• [Task to carry out]: Find every line in the records below that contains the word "verificação", and copy each such line.

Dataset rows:

--------------------------------------------------

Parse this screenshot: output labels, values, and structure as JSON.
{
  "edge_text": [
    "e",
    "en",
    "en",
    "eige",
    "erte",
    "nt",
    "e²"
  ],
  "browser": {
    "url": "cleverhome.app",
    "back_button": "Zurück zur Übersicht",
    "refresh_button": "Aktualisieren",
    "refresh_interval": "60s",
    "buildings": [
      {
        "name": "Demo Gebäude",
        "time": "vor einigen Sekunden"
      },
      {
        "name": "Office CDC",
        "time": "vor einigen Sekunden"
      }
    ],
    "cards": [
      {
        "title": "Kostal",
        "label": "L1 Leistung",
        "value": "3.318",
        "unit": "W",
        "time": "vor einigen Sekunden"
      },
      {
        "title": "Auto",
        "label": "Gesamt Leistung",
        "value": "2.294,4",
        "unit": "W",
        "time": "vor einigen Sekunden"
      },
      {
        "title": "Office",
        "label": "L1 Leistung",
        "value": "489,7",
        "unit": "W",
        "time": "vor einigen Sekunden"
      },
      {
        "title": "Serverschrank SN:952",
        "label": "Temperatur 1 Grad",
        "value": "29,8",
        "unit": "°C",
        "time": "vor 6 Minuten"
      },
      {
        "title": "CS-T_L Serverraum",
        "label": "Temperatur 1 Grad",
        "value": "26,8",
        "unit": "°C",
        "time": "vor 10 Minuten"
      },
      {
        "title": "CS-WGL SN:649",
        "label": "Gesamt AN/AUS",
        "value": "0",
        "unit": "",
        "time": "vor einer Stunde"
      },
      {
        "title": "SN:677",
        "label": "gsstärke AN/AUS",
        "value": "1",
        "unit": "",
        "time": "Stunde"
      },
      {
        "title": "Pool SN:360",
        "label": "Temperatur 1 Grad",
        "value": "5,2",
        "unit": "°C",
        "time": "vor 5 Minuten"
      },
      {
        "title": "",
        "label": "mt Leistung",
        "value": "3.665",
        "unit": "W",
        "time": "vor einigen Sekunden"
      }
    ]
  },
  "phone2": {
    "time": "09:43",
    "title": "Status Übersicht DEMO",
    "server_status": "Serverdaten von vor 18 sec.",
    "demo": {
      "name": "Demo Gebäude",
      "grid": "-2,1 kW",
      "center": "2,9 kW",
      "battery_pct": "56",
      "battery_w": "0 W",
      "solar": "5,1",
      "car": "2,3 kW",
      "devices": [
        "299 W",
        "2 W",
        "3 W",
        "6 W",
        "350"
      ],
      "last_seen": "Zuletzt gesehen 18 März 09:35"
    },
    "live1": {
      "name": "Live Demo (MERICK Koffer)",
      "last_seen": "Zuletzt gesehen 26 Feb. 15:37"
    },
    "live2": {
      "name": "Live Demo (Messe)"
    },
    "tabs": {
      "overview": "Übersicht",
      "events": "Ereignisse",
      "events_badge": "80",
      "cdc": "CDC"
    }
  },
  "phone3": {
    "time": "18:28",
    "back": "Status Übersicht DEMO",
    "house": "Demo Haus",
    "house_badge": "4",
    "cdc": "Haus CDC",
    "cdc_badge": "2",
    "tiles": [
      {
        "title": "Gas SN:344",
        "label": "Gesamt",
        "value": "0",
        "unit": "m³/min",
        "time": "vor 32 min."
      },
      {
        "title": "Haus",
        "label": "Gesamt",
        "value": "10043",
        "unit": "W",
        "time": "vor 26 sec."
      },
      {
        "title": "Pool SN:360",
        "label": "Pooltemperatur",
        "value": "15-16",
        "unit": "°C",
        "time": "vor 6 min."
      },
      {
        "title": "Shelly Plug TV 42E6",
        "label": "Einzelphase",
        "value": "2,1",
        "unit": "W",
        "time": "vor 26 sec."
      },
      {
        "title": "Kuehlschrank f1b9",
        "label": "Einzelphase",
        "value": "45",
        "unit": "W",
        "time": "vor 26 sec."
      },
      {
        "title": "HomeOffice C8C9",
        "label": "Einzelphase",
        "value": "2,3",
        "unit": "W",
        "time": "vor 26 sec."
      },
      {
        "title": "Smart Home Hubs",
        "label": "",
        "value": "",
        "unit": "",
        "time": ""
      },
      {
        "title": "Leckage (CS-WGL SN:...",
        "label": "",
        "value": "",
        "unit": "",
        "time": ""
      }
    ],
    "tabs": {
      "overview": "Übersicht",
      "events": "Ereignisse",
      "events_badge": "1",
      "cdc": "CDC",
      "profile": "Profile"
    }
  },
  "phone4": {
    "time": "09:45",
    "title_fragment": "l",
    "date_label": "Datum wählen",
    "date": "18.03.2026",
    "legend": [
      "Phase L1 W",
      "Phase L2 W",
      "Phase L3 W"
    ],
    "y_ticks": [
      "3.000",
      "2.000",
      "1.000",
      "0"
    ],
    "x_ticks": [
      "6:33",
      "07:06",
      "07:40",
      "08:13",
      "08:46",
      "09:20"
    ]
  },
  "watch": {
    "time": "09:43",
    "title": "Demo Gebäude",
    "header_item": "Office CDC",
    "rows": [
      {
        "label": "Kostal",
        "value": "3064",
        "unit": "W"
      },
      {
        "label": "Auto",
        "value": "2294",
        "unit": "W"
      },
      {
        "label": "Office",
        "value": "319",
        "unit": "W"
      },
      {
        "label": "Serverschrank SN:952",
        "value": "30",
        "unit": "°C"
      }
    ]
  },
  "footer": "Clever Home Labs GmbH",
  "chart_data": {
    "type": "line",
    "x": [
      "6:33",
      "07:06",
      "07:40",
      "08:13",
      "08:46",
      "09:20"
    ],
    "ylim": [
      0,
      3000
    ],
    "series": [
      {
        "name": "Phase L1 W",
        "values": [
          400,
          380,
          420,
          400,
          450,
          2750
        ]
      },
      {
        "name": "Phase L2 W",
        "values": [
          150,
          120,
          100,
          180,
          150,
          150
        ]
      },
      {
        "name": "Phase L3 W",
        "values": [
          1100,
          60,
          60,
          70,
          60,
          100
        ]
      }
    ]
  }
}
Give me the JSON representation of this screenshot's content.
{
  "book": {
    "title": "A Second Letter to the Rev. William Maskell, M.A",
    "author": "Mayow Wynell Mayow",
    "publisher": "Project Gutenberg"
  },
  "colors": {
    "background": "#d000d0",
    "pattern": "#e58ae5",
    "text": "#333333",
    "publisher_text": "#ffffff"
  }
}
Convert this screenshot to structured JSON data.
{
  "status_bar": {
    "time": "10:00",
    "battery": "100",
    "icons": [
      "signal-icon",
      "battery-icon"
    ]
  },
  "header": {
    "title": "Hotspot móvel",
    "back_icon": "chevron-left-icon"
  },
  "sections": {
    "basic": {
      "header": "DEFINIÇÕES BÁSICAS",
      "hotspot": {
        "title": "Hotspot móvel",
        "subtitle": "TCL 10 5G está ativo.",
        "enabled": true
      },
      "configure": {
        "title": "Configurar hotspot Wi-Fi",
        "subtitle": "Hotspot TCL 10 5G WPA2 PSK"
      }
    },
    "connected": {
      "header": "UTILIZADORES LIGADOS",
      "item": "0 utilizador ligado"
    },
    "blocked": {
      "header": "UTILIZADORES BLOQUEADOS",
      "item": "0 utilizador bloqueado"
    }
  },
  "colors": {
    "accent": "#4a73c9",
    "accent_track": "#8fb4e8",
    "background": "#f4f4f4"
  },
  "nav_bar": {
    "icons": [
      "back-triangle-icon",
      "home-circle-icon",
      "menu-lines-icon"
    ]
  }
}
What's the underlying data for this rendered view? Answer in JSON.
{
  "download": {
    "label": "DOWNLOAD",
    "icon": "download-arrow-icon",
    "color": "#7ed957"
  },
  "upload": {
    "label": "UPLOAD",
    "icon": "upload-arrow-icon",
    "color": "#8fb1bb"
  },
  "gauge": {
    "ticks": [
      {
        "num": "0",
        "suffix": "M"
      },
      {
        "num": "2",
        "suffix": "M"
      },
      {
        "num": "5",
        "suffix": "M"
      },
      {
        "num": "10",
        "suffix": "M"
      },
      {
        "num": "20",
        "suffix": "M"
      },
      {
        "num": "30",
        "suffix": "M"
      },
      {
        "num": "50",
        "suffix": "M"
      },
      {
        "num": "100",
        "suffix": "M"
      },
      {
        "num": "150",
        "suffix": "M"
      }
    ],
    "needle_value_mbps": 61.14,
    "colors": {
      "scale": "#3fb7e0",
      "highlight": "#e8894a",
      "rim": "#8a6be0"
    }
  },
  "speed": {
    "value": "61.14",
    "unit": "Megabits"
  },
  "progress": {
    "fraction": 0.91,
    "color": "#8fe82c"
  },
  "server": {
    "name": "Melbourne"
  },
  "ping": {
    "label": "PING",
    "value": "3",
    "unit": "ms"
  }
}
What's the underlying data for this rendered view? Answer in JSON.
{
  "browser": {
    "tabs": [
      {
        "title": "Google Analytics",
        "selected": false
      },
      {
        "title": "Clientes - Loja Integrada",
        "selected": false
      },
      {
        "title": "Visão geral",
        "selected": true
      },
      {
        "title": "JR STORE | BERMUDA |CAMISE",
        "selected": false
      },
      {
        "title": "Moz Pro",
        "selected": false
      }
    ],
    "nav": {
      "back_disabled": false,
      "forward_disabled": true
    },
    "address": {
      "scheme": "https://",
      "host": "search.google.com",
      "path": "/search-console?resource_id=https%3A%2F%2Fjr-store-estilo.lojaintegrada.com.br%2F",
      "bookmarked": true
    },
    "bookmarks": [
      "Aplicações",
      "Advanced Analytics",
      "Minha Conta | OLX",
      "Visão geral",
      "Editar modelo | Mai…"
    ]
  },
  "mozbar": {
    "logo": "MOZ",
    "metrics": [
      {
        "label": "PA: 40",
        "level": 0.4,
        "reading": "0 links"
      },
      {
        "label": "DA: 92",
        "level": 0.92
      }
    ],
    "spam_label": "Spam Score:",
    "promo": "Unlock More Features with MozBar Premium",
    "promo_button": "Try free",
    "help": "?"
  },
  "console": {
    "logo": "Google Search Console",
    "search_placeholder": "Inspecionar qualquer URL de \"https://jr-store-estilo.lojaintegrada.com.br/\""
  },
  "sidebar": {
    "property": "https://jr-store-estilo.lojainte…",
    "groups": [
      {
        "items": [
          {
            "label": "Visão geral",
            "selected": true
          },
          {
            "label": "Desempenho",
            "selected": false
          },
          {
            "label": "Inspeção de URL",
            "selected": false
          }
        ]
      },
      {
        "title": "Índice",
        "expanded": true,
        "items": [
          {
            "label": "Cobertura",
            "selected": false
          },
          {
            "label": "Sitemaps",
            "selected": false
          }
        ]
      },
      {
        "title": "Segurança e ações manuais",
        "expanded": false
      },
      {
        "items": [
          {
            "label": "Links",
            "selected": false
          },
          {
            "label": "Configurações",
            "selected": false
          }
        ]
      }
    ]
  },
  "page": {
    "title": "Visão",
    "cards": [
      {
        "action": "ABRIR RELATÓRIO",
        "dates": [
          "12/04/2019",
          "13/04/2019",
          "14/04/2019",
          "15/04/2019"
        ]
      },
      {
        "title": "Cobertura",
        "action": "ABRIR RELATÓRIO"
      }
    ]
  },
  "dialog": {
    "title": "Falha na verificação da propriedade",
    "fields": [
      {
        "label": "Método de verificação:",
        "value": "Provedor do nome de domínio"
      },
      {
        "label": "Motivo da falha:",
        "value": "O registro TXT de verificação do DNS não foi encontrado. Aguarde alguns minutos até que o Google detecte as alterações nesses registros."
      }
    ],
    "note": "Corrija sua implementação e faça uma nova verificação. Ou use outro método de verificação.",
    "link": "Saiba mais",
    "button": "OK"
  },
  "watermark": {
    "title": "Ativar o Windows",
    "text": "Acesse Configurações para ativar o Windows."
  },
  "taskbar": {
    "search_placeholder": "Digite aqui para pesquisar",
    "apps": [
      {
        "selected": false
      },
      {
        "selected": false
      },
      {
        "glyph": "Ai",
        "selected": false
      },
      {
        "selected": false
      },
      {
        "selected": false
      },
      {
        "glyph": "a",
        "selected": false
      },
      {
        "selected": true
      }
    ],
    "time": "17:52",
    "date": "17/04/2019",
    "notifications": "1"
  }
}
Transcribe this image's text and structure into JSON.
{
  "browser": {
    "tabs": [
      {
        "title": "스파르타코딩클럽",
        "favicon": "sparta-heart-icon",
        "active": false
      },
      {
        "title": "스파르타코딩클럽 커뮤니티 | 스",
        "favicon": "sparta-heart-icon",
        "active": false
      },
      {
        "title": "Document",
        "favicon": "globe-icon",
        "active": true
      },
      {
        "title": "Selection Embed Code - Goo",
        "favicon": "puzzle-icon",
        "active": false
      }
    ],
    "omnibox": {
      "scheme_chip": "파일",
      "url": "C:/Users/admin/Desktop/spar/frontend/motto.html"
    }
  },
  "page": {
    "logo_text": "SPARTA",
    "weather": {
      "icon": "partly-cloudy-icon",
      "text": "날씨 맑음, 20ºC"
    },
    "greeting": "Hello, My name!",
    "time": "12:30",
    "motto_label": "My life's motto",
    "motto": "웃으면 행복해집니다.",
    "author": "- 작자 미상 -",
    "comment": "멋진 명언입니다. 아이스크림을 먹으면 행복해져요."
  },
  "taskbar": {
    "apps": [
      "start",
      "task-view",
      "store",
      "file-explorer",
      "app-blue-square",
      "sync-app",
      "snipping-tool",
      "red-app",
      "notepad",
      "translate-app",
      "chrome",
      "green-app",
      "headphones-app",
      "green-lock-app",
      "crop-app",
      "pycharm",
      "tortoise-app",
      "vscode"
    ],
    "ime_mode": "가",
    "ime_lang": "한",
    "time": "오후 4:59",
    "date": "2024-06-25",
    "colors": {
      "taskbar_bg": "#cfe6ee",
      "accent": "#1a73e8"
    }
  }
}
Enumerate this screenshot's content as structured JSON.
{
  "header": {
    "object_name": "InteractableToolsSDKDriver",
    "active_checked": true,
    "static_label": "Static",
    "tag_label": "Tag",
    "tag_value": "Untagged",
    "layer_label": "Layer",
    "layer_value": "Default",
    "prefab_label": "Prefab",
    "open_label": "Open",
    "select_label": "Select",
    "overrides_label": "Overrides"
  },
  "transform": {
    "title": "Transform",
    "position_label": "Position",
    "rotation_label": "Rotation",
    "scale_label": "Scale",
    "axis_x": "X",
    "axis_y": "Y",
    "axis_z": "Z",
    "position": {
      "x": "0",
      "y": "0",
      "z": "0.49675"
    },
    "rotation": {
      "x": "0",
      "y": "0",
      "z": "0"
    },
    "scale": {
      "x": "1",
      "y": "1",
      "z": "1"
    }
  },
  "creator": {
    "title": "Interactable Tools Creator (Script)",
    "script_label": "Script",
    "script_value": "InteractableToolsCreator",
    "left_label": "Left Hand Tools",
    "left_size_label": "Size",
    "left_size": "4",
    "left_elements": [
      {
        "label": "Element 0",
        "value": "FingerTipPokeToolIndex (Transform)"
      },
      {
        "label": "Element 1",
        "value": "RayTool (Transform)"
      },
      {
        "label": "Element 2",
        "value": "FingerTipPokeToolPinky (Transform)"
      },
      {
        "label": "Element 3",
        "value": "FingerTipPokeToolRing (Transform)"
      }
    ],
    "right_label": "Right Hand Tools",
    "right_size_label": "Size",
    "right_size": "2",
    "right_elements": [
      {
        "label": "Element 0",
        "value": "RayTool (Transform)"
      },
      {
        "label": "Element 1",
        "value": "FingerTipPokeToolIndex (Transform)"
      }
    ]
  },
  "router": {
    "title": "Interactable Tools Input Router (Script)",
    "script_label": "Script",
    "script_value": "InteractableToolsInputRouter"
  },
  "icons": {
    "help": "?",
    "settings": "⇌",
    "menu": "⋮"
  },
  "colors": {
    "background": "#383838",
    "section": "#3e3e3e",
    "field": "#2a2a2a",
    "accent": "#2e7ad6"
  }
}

--------------------------------------------------

• [Solution for this task]:
    "title": "Falha na verificação da propriedade",
        "label": "Método de verificação:",
        "value": "O registro TXT de verificação do DNS não foi encontrado. Aguarde alguns minutos até que o Google detecte as alterações nesses registros."
    "note": "Corrija sua implementação e faça uma nova verificação. Ou use outro método de verificação.",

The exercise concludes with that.